Dataset records
*****

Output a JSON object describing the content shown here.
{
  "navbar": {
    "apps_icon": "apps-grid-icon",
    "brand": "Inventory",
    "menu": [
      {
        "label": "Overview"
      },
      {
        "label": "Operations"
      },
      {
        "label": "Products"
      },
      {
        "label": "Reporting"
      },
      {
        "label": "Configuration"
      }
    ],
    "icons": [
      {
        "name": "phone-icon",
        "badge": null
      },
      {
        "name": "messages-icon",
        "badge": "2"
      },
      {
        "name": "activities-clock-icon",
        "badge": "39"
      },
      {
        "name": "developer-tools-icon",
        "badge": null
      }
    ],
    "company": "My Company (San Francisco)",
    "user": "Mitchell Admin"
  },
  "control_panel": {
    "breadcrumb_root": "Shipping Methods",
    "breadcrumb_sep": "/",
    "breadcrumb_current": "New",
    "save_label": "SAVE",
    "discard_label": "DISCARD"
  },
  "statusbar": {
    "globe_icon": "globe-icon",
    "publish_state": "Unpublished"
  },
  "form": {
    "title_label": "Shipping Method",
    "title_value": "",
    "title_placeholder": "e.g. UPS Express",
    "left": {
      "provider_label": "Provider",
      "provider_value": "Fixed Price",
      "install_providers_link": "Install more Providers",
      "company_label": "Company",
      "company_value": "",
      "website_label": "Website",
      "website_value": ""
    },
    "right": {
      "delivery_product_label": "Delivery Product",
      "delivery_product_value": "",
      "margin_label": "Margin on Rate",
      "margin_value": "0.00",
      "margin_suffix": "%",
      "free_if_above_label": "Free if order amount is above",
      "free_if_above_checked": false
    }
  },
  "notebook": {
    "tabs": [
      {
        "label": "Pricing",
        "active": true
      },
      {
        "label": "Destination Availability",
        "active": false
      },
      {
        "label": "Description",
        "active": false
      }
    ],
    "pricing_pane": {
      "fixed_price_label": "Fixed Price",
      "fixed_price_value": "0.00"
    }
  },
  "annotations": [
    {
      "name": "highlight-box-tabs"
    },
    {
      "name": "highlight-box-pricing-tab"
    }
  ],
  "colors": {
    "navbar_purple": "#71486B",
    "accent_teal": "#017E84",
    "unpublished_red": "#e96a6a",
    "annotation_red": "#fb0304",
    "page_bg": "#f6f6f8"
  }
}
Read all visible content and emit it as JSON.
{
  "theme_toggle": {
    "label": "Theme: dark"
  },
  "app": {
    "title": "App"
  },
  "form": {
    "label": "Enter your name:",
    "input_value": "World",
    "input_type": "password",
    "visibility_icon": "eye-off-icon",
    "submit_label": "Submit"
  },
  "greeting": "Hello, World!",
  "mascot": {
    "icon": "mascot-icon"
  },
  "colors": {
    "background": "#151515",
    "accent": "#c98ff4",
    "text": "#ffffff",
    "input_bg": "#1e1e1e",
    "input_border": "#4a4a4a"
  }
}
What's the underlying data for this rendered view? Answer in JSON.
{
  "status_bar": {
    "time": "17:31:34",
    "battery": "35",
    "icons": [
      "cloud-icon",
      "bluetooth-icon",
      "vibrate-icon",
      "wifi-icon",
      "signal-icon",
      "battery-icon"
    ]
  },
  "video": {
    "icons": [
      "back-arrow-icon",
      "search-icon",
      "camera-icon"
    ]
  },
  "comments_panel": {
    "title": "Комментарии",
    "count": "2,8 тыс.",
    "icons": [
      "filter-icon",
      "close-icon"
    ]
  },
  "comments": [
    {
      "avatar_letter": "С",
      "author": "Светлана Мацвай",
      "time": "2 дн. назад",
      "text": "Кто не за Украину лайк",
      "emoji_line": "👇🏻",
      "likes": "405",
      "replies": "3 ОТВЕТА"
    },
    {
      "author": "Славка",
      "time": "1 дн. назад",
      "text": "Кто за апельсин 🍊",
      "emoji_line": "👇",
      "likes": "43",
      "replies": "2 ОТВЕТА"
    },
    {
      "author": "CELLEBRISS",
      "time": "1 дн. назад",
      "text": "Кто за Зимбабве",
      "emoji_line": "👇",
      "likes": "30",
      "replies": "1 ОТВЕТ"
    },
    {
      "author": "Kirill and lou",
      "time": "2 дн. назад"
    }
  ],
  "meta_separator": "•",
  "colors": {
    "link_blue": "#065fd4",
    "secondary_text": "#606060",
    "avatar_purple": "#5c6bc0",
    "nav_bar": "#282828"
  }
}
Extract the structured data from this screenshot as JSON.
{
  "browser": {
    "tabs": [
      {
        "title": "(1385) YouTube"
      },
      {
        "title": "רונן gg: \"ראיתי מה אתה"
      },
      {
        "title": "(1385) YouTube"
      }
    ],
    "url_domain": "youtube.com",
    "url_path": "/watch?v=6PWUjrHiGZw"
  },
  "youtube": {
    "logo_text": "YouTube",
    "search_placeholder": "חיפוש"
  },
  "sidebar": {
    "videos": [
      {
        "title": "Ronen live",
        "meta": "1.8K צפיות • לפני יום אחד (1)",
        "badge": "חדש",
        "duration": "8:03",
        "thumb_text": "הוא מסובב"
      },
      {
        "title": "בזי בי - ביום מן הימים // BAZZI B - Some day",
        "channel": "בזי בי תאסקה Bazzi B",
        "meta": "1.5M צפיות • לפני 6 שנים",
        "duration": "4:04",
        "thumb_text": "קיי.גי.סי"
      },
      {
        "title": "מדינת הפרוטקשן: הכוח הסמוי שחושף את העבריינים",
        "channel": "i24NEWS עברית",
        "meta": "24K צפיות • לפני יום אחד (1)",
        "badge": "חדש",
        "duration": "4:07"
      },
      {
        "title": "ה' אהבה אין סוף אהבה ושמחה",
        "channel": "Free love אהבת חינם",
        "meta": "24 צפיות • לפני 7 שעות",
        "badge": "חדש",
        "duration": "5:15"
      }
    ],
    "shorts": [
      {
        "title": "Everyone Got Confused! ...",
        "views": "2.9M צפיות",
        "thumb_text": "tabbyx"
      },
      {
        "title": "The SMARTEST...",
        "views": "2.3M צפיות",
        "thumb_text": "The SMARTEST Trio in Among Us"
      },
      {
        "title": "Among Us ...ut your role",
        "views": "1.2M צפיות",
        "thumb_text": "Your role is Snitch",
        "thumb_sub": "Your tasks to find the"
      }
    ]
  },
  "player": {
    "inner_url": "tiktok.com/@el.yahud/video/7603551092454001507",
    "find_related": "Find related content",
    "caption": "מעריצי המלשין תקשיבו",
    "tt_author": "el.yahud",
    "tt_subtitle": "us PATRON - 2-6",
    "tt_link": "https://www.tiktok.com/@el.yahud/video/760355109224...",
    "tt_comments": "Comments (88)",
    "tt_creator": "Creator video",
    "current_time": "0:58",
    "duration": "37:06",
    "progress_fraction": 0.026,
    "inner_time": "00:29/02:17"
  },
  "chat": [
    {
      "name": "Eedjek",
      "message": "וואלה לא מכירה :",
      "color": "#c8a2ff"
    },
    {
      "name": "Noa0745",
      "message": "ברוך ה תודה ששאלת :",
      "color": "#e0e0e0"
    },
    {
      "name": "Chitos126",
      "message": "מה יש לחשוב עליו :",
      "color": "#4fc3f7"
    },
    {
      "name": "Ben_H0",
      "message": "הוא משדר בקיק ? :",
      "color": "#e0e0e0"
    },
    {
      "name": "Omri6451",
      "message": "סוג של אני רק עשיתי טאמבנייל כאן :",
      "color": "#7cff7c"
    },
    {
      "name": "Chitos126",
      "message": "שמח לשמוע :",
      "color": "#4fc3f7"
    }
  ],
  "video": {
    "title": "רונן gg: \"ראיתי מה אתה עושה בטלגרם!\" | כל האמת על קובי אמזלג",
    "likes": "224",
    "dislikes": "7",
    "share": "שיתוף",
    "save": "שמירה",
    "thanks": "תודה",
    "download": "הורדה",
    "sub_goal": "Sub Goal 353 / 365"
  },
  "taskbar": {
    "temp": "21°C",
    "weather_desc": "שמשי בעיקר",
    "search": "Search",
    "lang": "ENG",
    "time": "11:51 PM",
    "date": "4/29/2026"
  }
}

*****

▸ **Problem to work on**
Pick out each line in the material containing "tiktok".

▸ **Result of the exercise**
    "inner_url": "tiktok.com/@el.yahud/video/7603551092454001507",
    "tt_link": "https://www.tiktok.com/@el.yahud/video/760355109224...",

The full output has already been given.